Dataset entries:

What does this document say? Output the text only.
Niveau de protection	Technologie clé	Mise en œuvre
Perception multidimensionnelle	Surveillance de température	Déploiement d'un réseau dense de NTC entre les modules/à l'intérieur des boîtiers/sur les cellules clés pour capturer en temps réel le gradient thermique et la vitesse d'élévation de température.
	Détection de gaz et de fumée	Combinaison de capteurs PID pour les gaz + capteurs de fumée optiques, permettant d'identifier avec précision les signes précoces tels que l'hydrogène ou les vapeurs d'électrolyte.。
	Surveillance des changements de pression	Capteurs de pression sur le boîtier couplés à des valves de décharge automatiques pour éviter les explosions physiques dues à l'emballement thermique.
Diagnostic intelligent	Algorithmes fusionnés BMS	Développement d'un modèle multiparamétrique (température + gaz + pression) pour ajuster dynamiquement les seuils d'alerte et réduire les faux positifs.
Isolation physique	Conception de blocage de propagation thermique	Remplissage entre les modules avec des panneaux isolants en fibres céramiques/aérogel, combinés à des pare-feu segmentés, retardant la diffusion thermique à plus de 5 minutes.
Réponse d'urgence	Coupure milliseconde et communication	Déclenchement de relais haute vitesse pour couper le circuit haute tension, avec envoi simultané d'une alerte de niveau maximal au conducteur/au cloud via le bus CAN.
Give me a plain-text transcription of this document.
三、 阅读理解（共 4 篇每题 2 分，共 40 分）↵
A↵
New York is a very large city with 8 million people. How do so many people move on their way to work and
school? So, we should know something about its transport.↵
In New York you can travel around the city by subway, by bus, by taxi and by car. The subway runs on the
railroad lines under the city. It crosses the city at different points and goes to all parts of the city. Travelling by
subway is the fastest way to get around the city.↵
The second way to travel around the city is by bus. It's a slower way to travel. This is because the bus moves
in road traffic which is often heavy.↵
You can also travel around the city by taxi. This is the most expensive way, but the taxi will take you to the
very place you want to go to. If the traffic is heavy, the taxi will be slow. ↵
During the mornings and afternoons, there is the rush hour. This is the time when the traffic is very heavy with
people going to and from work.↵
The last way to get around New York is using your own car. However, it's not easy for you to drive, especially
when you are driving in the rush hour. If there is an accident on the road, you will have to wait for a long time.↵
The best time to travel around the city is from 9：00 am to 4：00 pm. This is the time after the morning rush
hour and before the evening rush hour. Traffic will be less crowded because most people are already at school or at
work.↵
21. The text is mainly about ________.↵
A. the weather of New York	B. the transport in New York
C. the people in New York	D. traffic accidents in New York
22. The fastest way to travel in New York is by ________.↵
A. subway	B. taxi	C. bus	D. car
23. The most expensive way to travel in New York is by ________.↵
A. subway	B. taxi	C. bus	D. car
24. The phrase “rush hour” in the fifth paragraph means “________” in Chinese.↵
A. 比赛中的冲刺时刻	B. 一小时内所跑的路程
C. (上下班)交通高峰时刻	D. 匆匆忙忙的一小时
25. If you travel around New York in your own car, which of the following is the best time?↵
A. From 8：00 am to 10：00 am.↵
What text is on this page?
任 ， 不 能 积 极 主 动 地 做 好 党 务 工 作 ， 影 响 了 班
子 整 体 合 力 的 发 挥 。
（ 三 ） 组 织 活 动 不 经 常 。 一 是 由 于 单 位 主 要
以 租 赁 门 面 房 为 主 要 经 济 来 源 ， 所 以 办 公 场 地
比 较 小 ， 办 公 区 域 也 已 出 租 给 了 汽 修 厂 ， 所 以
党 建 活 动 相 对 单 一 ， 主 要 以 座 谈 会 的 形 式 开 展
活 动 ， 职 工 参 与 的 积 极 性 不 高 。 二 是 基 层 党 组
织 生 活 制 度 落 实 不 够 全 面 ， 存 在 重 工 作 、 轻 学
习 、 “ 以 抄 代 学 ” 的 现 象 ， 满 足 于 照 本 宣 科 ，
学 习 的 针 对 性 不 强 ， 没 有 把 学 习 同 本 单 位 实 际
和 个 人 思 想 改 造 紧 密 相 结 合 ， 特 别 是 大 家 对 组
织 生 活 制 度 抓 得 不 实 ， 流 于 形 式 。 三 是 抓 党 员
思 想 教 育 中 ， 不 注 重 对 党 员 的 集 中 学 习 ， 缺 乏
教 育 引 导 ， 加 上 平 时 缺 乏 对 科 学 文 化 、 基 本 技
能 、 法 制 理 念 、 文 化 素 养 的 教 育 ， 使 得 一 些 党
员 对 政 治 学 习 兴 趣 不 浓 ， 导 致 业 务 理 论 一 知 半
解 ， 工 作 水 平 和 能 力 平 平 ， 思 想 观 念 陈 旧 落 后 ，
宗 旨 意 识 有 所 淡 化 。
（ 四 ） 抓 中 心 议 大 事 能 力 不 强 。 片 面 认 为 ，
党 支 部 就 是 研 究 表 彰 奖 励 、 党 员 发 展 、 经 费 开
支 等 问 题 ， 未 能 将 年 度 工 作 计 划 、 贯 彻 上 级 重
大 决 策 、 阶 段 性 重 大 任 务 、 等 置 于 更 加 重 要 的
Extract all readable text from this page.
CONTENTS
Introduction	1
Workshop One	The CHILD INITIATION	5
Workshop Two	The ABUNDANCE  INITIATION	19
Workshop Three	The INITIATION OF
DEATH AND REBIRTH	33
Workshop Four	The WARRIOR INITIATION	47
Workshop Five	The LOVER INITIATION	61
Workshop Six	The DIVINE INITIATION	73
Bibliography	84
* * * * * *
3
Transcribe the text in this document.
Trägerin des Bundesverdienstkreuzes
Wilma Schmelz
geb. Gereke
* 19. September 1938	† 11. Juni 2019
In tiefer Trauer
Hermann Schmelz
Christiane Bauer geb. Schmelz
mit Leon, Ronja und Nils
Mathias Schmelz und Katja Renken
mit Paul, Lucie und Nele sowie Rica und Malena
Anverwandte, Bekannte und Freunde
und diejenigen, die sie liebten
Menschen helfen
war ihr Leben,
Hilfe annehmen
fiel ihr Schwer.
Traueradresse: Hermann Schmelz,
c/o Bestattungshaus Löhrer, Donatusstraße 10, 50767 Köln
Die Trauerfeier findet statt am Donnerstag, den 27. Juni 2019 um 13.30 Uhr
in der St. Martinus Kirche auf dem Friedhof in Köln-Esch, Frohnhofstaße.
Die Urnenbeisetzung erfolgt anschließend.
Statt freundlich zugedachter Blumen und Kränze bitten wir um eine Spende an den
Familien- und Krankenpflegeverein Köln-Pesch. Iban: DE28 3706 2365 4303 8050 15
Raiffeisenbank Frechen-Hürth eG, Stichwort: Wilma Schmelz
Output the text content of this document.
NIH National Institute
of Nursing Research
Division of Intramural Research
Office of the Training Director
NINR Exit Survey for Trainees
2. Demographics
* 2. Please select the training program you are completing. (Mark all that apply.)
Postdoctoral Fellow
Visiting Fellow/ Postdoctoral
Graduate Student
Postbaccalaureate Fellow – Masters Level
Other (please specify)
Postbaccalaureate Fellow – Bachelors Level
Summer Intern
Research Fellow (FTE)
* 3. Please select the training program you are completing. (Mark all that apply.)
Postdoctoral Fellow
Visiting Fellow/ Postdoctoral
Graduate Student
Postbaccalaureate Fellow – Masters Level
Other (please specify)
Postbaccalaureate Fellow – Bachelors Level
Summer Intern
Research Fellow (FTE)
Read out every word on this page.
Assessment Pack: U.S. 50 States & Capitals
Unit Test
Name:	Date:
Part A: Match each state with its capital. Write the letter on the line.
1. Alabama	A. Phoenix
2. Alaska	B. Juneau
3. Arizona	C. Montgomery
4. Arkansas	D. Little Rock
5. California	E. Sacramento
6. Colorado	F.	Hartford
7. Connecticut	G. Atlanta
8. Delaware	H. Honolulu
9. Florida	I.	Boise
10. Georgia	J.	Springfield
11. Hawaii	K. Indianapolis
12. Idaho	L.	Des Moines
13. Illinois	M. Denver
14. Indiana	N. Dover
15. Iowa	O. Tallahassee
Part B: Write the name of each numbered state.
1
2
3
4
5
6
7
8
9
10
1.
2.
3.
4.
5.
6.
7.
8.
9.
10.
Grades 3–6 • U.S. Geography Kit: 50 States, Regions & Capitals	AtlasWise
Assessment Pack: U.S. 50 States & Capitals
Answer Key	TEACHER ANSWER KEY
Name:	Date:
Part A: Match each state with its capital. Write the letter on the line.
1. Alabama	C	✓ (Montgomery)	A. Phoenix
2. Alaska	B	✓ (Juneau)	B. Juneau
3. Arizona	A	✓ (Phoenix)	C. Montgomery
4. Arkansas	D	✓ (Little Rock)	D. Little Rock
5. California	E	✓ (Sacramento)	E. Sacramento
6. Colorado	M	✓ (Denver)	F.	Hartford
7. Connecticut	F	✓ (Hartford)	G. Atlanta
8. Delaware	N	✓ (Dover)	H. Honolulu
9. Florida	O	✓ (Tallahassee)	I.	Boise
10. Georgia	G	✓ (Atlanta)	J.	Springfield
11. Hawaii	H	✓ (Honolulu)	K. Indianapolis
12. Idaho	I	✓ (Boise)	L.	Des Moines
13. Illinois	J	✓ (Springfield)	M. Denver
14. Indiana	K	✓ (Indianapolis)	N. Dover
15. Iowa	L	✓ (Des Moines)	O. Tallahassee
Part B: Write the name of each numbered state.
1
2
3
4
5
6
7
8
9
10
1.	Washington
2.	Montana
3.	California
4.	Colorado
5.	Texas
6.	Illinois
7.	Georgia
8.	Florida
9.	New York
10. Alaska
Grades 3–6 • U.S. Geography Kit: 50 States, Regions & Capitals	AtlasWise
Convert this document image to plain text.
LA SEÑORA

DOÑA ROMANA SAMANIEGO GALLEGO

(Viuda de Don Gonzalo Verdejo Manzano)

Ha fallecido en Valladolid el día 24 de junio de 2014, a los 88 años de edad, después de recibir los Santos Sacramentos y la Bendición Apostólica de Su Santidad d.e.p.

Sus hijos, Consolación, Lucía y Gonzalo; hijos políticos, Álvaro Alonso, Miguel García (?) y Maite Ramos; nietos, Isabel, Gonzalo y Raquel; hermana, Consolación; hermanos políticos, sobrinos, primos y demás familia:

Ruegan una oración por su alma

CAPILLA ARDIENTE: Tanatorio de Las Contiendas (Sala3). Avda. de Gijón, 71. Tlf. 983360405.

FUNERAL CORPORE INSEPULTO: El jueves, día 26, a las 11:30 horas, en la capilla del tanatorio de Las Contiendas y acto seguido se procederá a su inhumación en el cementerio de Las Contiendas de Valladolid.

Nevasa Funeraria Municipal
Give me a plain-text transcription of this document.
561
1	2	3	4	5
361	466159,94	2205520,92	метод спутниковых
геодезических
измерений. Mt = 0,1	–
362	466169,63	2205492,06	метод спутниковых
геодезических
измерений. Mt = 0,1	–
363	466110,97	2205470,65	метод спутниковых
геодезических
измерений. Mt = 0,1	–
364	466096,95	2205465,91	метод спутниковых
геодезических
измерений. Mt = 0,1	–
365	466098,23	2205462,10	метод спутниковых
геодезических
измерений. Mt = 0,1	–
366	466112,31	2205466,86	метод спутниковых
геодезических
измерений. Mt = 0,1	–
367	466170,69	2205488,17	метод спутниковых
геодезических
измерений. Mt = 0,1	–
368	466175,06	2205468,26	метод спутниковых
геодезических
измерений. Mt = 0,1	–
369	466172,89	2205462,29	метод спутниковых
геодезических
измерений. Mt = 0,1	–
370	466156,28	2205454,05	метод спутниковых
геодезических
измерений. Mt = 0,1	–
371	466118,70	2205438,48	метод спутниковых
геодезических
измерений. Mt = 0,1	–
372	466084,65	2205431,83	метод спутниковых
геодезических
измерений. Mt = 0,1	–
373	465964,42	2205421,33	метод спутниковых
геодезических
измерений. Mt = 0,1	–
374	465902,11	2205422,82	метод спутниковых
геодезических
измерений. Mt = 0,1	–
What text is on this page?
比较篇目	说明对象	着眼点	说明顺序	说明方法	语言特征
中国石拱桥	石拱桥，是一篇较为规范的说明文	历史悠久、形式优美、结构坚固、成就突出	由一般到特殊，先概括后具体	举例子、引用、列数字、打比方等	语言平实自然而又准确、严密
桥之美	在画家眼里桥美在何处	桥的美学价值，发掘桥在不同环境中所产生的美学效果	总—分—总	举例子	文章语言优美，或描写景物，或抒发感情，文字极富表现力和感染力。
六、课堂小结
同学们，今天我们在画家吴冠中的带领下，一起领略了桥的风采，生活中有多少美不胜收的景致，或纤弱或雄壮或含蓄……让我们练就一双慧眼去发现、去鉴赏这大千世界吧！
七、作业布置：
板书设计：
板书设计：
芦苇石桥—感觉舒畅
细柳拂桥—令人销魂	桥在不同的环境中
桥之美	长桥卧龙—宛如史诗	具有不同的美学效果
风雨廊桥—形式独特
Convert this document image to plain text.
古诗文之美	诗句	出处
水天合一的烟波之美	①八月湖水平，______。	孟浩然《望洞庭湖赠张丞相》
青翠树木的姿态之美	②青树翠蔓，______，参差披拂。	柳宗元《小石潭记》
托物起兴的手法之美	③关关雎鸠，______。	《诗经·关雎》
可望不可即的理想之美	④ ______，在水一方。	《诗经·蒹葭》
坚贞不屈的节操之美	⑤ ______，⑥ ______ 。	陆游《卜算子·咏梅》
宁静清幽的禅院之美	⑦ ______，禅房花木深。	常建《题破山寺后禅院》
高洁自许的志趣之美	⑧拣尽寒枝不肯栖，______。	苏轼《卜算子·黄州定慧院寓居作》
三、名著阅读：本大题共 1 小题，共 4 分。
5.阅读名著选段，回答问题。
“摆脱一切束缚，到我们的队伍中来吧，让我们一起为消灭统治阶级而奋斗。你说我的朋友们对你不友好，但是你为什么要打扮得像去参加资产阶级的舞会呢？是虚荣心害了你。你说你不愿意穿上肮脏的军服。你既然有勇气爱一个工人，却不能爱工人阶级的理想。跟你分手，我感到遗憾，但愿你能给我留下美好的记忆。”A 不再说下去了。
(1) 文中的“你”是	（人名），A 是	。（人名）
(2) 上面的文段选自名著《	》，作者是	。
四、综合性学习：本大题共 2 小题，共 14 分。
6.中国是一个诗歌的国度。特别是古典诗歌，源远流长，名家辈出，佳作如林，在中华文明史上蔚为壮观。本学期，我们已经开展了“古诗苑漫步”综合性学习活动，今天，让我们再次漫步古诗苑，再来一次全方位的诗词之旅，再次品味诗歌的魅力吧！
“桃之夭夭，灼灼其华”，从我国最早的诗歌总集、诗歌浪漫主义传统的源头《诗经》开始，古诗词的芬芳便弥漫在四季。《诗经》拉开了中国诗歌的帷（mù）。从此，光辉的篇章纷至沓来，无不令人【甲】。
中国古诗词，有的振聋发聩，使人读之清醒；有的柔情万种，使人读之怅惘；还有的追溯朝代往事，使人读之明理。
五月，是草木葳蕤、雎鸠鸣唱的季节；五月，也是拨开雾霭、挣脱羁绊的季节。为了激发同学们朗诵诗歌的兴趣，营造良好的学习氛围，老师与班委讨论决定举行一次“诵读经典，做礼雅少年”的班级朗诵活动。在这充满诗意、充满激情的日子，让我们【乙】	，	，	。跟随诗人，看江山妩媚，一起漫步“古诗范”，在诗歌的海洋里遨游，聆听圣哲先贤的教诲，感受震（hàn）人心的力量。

→ PROBLEM TO SOLVE
From the listing, tally every line with the word "heavy" in it and give only the tally.

→ FULL RESPONSE
3